▸ **WORK TASK**
Set down the full listing exactly, character for character.

▸ **RECORDS SHOWN**
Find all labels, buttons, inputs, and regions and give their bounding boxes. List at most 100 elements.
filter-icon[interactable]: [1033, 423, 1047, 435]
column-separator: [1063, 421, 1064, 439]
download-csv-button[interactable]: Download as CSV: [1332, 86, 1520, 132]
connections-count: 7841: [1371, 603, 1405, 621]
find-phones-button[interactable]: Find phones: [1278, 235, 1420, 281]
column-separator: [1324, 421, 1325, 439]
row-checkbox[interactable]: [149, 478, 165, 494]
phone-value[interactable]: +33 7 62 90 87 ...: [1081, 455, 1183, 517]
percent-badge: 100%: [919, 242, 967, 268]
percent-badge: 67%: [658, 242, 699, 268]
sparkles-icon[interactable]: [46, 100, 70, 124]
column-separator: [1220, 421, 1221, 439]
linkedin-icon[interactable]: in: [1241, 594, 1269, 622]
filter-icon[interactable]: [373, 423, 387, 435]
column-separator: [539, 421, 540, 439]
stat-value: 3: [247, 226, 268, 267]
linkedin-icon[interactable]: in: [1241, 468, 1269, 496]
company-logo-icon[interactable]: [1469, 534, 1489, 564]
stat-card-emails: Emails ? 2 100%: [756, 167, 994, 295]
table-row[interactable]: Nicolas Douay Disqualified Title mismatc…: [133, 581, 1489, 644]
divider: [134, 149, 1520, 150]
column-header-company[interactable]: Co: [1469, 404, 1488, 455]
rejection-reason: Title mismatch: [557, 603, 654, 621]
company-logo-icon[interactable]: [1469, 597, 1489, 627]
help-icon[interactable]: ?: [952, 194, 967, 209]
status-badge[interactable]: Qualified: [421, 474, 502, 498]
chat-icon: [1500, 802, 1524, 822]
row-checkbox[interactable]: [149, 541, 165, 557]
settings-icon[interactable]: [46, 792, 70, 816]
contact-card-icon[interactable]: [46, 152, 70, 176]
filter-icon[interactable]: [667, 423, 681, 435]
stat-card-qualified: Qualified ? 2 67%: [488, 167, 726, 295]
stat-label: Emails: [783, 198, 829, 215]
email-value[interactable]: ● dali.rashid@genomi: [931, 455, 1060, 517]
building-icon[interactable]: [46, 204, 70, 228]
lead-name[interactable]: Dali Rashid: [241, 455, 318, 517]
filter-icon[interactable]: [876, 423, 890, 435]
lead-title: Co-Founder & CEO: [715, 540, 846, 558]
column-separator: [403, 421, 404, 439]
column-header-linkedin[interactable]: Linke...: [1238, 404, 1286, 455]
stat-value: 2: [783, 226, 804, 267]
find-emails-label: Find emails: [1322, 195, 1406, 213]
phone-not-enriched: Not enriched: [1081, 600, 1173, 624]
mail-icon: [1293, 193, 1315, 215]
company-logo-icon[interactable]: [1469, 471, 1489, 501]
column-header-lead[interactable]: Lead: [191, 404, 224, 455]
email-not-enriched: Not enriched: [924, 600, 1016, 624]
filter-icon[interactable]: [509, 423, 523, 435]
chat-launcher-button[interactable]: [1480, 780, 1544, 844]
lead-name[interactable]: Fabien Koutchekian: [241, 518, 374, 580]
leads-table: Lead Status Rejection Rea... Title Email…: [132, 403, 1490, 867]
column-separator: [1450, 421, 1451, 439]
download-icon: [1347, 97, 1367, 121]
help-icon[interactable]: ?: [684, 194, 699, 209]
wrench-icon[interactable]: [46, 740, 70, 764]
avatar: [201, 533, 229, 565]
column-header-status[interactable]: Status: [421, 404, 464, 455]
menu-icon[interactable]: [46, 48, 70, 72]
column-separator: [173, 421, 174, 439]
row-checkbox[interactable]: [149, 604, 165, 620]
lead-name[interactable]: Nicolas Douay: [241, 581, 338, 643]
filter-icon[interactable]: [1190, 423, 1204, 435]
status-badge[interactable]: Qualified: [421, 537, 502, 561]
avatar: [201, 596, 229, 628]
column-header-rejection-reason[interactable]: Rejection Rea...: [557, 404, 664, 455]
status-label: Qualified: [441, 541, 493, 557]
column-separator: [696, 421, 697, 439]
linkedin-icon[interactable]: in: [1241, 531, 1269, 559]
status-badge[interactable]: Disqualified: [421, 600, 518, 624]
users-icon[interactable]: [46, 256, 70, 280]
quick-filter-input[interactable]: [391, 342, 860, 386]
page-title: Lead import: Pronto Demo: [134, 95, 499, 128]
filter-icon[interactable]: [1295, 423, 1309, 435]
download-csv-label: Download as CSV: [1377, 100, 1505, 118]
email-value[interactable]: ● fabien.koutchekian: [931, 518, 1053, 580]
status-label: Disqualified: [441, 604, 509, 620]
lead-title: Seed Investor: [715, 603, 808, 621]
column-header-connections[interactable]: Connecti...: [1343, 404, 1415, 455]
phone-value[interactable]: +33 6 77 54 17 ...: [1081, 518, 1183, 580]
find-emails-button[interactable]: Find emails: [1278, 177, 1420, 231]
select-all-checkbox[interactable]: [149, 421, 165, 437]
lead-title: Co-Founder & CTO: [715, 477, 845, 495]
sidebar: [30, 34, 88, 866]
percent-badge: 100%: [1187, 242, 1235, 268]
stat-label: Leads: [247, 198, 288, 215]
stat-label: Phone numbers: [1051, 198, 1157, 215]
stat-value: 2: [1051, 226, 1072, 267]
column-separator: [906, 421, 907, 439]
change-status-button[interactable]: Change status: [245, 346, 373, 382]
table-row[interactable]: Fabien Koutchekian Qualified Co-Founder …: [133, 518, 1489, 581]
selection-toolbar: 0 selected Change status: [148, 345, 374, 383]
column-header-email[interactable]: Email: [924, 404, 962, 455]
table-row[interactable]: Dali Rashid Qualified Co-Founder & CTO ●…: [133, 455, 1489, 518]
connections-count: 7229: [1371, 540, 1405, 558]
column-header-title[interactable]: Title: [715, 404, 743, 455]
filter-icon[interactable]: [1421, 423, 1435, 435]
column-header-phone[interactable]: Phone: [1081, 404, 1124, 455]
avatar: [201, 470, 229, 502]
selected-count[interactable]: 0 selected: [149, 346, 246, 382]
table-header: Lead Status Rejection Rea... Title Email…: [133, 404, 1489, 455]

▸ **RESPONSE**
Find all labels, buttons, inputs, and regions and give their bounding boxes. List at most 100 elements.
filter-icon[interactable]: [1033, 423, 1047, 435]
column-separator: [1063, 421, 1064, 439]
download-csv-button[interactable]: Download as CSV: [1332, 86, 1520, 132]
connections-count: 7841: [1371, 603, 1405, 621]
find-phones-button[interactable]: Find phones: [1278, 235, 1420, 281]
column-separator: [1324, 421, 1325, 439]
row-checkbox[interactable]: [149, 478, 165, 494]
phone-value[interactable]: +33 7 62 90 87 ...: [1081, 455, 1183, 517]
percent-badge: 100%: [919, 242, 967, 268]
percent-badge: 67%: [658, 242, 699, 268]
sparkles-icon[interactable]: [46, 100, 70, 124]
column-separator: [1220, 421, 1221, 439]
linkedin-icon[interactable]: in: [1241, 594, 1269, 622]
filter-icon[interactable]: [373, 423, 387, 435]
column-separator: [539, 421, 540, 439]
stat-value: 3: [247, 226, 268, 267]
linkedin-icon[interactable]: in: [1241, 468, 1269, 496]
company-logo-icon[interactable]: [1469, 534, 1489, 564]
stat-card-emails: Emails ? 2 100%: [756, 167, 994, 295]
table-row[interactable]: Nicolas Douay Disqualified Title mismatc…: [133, 581, 1489, 644]
divider: [134, 149, 1520, 150]
column-header-company[interactable]: Co: [1469, 404, 1488, 455]
rejection-reason: Title mismatch: [557, 603, 654, 621]
company-logo-icon[interactable]: [1469, 597, 1489, 627]
help-icon[interactable]: ?: [952, 194, 967, 209]
status-badge[interactable]: Qualified: [421, 474, 502, 498]
chat-icon: [1500, 802, 1524, 822]
row-checkbox[interactable]: [149, 541, 165, 557]
settings-icon[interactable]: [46, 792, 70, 816]
contact-card-icon[interactable]: [46, 152, 70, 176]
filter-icon[interactable]: [667, 423, 681, 435]
stat-card-qualified: Qualified ? 2 67%: [488, 167, 726, 295]
stat-label: Emails: [783, 198, 829, 215]
email-value[interactable]: ● dali.rashid@genomi: [931, 455, 1060, 517]
building-icon[interactable]: [46, 204, 70, 228]
lead-name[interactable]: Dali Rashid: [241, 455, 318, 517]
filter-icon[interactable]: [876, 423, 890, 435]
lead-title: Co-Founder & CEO: [715, 540, 846, 558]
column-separator: [403, 421, 404, 439]
column-header-linkedin[interactable]: Linke...: [1238, 404, 1286, 455]
stat-value: 2: [783, 226, 804, 267]
find-emails-label: Find emails: [1322, 195, 1406, 213]
phone-not-enriched: Not enriched: [1081, 600, 1173, 624]
mail-icon: [1293, 193, 1315, 215]
company-logo-icon[interactable]: [1469, 471, 1489, 501]
column-header-lead[interactable]: Lead: [191, 404, 224, 455]
email-not-enriched: Not enriched: [924, 600, 1016, 624]
filter-icon[interactable]: [509, 423, 523, 435]
chat-launcher-button[interactable]: [1480, 780, 1544, 844]
lead-name[interactable]: Fabien Koutchekian: [241, 518, 374, 580]
leads-table: Lead Status Rejection Rea... Title Email…: [132, 403, 1490, 867]
column-separator: [1450, 421, 1451, 439]
download-icon: [1347, 97, 1367, 121]
help-icon[interactable]: ?: [684, 194, 699, 209]
wrench-icon[interactable]: [46, 740, 70, 764]
avatar: [201, 533, 229, 565]
column-header-status[interactable]: Status: [421, 404, 464, 455]
menu-icon[interactable]: [46, 48, 70, 72]
column-separator: [173, 421, 174, 439]
row-checkbox[interactable]: [149, 604, 165, 620]
lead-name[interactable]: Nicolas Douay: [241, 581, 338, 643]
filter-icon[interactable]: [1190, 423, 1204, 435]
status-badge[interactable]: Qualified: [421, 537, 502, 561]
avatar: [201, 596, 229, 628]
column-header-rejection-reason[interactable]: Rejection Rea...: [557, 404, 664, 455]
status-label: Qualified: [441, 541, 493, 557]
column-separator: [696, 421, 697, 439]
linkedin-icon[interactable]: in: [1241, 531, 1269, 559]
status-badge[interactable]: Disqualified: [421, 600, 518, 624]
users-icon[interactable]: [46, 256, 70, 280]
quick-filter-input[interactable]: [391, 342, 860, 386]
page-title: Lead import: Pronto Demo: [134, 95, 499, 128]
filter-icon[interactable]: [1295, 423, 1309, 435]
download-csv-label: Download as CSV: [1377, 100, 1505, 118]
email-value[interactable]: ● fabien.koutchekian: [931, 518, 1053, 580]
status-label: Disqualified: [441, 604, 509, 620]
lead-title: Seed Investor: [715, 603, 808, 621]
column-header-connections[interactable]: Connecti...: [1343, 404, 1415, 455]
phone-value[interactable]: +33 6 77 54 17 ...: [1081, 518, 1183, 580]
find-emails-button[interactable]: Find emails: [1278, 177, 1420, 231]
select-all-checkbox[interactable]: [149, 421, 165, 437]
lead-title: Co-Founder & CTO: [715, 477, 845, 495]
sidebar: [30, 34, 88, 866]
percent-badge: 100%: [1187, 242, 1235, 268]
stat-label: Leads: [247, 198, 288, 215]
stat-label: Phone numbers: [1051, 198, 1157, 215]
stat-value: 2: [1051, 226, 1072, 267]
column-separator: [906, 421, 907, 439]
change-status-button[interactable]: Change status: [245, 346, 373, 382]
table-row[interactable]: Fabien Koutchekian Qualified Co-Founder …: [133, 518, 1489, 581]
selection-toolbar: 0 selected Change status: [148, 345, 374, 383]
column-header-email[interactable]: Email: [924, 404, 962, 455]
table-row[interactable]: Dali Rashid Qualified Co-Founder & CTO ●…: [133, 455, 1489, 518]
connections-count: 7229: [1371, 540, 1405, 558]
column-header-title[interactable]: Title: [715, 404, 743, 455]
filter-icon[interactable]: [1421, 423, 1435, 435]
column-header-phone[interactable]: Phone: [1081, 404, 1124, 455]
avatar: [201, 470, 229, 502]
selected-count[interactable]: 0 selected: [149, 346, 246, 382]
table-header: Lead Status Rejection Rea... Title Email…: [133, 404, 1489, 455]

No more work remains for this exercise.